:: DATASET EXCERPTS ::

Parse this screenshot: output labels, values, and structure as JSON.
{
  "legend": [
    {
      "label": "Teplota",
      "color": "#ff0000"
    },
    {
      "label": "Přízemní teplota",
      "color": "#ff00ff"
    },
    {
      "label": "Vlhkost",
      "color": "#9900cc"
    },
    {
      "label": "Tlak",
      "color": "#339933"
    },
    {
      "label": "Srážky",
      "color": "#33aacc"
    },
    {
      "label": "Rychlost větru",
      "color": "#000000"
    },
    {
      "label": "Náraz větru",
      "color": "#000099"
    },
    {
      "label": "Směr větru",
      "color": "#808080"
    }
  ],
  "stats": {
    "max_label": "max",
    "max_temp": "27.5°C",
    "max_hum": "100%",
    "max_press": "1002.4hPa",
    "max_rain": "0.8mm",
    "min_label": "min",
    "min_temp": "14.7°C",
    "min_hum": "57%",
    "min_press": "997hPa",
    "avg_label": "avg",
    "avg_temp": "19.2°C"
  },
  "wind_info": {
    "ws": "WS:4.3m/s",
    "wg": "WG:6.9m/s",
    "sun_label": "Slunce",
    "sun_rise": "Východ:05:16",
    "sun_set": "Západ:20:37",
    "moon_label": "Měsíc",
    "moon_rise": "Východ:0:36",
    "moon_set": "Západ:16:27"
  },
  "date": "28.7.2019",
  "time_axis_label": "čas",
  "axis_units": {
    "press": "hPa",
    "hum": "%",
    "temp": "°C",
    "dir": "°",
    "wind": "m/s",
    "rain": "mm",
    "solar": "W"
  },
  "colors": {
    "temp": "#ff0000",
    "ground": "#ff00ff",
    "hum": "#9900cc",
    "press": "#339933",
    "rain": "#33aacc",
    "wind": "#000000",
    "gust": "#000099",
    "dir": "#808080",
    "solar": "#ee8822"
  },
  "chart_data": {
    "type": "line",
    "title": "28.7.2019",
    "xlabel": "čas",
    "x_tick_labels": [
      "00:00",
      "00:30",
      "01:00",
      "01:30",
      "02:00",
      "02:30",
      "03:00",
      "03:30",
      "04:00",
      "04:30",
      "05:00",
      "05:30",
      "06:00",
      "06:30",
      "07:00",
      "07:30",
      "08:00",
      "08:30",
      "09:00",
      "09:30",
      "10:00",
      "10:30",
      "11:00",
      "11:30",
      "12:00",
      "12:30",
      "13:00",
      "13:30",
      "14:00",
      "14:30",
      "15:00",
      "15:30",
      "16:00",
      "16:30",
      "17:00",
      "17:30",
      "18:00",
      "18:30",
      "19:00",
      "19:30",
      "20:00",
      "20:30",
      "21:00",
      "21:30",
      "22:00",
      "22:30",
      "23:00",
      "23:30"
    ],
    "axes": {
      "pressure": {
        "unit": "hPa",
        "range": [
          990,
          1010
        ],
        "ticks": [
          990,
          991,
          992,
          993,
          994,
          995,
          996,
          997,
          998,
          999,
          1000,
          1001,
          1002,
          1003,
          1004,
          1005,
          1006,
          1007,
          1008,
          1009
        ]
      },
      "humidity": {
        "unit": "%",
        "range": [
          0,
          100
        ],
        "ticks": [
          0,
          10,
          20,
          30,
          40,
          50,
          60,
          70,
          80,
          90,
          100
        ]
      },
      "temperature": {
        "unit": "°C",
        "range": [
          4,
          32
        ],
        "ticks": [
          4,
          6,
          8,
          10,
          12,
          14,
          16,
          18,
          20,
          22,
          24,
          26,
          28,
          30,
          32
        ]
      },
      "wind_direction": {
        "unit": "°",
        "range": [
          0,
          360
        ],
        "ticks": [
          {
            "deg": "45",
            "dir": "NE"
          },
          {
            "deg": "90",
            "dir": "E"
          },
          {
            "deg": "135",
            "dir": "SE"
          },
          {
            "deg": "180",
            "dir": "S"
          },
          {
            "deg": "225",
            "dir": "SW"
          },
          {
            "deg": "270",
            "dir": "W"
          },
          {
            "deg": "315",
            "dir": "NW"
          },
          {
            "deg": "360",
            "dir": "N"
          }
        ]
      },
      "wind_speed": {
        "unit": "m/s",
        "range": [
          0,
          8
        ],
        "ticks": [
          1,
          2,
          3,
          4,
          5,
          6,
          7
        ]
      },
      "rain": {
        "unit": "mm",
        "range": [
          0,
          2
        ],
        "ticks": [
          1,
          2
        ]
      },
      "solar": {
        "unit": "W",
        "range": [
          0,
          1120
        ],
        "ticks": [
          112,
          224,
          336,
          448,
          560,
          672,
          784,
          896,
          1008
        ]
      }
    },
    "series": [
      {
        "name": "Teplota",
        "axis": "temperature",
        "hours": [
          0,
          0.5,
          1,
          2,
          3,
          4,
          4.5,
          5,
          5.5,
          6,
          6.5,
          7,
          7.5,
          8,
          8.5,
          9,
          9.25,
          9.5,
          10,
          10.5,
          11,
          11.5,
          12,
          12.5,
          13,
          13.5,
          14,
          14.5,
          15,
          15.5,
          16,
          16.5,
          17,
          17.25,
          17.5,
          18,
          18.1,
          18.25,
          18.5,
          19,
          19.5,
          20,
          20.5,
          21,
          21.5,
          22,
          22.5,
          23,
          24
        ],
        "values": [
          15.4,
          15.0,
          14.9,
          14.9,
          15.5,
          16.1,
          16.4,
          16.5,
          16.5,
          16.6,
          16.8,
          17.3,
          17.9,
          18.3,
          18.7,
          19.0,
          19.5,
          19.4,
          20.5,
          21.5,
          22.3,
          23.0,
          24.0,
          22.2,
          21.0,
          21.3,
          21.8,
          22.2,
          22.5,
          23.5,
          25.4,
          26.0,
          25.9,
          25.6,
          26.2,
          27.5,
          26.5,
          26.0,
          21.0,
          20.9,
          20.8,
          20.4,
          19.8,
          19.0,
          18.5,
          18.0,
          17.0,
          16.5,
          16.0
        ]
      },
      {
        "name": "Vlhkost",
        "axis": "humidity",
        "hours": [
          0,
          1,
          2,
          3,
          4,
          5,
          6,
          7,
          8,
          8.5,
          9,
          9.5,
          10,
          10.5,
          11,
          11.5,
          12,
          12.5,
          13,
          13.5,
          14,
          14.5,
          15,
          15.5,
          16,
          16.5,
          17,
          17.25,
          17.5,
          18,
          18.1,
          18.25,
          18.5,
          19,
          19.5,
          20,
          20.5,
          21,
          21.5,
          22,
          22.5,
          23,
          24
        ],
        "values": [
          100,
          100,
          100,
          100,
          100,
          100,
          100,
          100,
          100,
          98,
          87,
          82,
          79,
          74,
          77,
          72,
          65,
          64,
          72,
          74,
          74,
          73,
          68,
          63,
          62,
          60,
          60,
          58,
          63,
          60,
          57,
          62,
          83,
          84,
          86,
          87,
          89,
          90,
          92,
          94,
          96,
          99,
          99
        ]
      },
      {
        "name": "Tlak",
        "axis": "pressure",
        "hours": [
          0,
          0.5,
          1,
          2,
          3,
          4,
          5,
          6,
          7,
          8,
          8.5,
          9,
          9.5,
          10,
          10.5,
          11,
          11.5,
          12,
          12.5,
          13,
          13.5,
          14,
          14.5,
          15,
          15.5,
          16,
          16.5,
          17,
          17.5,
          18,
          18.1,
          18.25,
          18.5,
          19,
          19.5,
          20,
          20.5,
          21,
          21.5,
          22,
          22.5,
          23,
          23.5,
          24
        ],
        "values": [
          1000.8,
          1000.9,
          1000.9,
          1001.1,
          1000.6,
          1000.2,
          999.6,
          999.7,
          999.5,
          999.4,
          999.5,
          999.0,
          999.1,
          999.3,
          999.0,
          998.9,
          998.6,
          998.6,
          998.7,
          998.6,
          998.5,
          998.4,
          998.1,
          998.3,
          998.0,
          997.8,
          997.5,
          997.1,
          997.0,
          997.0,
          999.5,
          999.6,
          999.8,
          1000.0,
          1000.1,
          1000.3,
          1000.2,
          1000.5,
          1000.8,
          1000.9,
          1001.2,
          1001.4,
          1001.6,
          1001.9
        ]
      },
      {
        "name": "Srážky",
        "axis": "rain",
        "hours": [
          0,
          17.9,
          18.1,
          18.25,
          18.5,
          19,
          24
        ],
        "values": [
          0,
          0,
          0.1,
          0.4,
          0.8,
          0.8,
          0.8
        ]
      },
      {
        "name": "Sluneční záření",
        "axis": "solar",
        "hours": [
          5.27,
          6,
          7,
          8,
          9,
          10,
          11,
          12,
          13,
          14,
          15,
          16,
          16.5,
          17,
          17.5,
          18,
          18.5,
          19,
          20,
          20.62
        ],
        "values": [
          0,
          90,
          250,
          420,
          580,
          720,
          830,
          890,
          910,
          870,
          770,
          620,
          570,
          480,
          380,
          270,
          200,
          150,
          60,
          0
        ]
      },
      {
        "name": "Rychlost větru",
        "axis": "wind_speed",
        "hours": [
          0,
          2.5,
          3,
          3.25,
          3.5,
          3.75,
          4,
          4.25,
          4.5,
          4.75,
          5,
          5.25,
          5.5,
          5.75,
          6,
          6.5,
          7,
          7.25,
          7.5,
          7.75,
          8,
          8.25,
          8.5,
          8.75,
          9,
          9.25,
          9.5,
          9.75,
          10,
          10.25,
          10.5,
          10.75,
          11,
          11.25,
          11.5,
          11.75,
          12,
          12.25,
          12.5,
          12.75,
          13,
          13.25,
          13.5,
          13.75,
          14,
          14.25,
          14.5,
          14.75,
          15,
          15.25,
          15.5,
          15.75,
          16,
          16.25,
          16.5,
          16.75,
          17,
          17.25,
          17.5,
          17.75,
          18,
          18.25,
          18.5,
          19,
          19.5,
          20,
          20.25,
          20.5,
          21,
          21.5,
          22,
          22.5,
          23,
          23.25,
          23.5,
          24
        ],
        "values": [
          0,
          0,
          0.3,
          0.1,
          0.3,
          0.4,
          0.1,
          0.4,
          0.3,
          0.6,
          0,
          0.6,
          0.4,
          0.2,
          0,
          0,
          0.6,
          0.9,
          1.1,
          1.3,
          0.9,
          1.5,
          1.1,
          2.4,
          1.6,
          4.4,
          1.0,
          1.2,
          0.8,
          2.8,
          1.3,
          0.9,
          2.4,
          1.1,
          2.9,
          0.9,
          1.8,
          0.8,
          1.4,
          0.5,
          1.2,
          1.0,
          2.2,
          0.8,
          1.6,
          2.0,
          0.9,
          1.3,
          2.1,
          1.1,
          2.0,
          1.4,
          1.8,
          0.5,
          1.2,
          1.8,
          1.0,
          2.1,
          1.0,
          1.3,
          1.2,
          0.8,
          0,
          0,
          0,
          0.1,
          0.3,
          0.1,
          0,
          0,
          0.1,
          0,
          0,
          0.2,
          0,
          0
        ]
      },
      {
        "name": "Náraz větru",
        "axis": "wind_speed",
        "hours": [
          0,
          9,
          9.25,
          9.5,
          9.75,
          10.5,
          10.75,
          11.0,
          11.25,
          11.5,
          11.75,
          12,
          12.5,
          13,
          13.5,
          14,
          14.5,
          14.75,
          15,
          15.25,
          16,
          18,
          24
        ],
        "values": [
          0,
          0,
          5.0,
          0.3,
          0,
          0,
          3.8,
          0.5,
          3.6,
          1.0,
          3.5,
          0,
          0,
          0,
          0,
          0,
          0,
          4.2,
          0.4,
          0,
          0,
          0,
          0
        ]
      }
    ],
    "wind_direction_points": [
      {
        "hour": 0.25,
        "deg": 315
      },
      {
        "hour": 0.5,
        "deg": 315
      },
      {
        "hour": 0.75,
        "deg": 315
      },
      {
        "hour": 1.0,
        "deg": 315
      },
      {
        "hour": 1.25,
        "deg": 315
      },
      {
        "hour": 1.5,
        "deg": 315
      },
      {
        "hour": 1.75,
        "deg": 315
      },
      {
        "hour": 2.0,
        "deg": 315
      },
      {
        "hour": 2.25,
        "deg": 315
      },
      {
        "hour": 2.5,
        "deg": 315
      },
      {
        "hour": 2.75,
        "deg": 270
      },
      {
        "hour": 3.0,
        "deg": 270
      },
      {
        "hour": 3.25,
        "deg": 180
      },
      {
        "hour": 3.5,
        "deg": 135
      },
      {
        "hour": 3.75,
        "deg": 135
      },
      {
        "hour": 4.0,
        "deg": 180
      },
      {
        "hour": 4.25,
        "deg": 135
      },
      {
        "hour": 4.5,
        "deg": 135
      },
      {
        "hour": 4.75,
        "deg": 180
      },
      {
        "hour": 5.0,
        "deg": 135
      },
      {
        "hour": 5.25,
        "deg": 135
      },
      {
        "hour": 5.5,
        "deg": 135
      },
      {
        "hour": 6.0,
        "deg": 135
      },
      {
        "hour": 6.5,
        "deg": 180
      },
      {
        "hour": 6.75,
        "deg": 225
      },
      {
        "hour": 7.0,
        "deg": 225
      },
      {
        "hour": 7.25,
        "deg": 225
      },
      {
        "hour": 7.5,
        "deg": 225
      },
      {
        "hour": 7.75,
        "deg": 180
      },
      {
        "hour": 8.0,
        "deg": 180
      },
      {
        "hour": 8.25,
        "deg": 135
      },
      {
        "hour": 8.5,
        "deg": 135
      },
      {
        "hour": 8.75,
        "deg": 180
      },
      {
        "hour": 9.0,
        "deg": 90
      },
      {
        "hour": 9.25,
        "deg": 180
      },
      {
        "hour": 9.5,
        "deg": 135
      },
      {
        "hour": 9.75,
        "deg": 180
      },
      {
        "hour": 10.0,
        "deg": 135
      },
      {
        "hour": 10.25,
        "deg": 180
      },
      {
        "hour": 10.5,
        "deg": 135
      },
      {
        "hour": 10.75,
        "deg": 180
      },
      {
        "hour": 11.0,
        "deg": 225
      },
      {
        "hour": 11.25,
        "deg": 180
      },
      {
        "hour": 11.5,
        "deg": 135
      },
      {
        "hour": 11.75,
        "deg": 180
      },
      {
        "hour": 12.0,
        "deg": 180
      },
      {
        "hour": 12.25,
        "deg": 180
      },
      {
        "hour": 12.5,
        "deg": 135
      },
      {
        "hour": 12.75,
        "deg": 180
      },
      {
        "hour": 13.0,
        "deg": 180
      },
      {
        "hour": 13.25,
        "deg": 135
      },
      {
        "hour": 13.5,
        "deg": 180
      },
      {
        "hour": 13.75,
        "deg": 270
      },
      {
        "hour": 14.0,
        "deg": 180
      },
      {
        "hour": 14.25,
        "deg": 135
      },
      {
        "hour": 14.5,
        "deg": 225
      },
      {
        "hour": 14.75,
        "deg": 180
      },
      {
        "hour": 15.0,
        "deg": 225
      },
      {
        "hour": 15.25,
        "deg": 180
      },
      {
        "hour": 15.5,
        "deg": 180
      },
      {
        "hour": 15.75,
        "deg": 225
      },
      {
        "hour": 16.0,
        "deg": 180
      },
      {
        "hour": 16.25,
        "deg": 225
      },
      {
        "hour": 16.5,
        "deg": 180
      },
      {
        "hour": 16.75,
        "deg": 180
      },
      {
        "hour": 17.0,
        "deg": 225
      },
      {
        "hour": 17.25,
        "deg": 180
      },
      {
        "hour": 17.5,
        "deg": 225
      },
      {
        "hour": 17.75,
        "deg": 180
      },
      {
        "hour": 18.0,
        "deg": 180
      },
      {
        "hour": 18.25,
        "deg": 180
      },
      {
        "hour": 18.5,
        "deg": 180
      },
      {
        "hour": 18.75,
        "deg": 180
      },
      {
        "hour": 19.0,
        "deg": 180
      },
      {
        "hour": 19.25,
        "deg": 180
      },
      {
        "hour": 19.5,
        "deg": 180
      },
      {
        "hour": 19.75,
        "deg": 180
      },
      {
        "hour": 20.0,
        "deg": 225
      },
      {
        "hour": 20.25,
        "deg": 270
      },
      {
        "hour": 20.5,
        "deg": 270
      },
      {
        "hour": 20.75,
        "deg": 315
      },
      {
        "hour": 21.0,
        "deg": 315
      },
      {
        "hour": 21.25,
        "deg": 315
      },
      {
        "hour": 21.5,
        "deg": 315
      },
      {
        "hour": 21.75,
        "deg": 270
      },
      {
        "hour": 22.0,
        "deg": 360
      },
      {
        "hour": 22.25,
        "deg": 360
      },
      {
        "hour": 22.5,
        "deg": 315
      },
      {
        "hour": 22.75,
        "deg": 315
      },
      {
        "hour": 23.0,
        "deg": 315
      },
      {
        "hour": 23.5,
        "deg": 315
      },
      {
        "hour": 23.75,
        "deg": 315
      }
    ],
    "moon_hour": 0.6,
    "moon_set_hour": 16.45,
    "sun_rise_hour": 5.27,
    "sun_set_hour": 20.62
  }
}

:::

### GIVEN REQUEST
Pull every line containing "Východ" out of the data above.

### FINISHED TASK
    "sun_rise": "Východ:05:16",
    "moon_rise": "Východ:0:36",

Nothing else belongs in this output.